### Exercise description
Quote every line below exactly as it reads.

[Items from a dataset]
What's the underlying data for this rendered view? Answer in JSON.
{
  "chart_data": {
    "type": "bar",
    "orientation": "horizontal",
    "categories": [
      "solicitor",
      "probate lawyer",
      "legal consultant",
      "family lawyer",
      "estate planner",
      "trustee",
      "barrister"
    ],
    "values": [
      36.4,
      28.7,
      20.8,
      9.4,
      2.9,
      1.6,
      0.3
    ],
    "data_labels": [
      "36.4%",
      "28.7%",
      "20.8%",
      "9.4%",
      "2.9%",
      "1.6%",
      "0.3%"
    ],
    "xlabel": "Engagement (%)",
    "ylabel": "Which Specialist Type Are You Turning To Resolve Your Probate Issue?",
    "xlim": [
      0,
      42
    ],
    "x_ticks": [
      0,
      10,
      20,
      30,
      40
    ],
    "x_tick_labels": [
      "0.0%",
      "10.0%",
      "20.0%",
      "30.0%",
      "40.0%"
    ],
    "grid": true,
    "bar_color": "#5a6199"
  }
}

### Result
What's the underlying data for this rendered view? Answer in JSON.
{
  "chart_data": {
    "type": "bar",
    "orientation": "horizontal",
    "categories": [
      "solicitor",
      "probate lawyer",
      "legal consultant",
      "family lawyer",
      "estate planner",
      "trustee",
      "barrister"
    ],
    "values": [
      36.4,
      28.7,
      20.8,
      9.4,
      2.9,
      1.6,
      0.3
    ],
    "data_labels": [
      "36.4%",
      "28.7%",
      "20.8%",
      "9.4%",
      "2.9%",
      "1.6%",
      "0.3%"
    ],
    "xlabel": "Engagement (%)",
    "ylabel": "Which Specialist Type Are You Turning To Resolve Your Probate Issue?",
    "xlim": [
      0,
      42
    ],
    "x_ticks": [
      0,
      10,
      20,
      30,
      40
    ],
    "x_tick_labels": [
      "0.0%",
      "10.0%",
      "20.0%",
      "30.0%",
      "40.0%"
    ],
    "grid": true,
    "bar_color": "#5a6199"
  }
}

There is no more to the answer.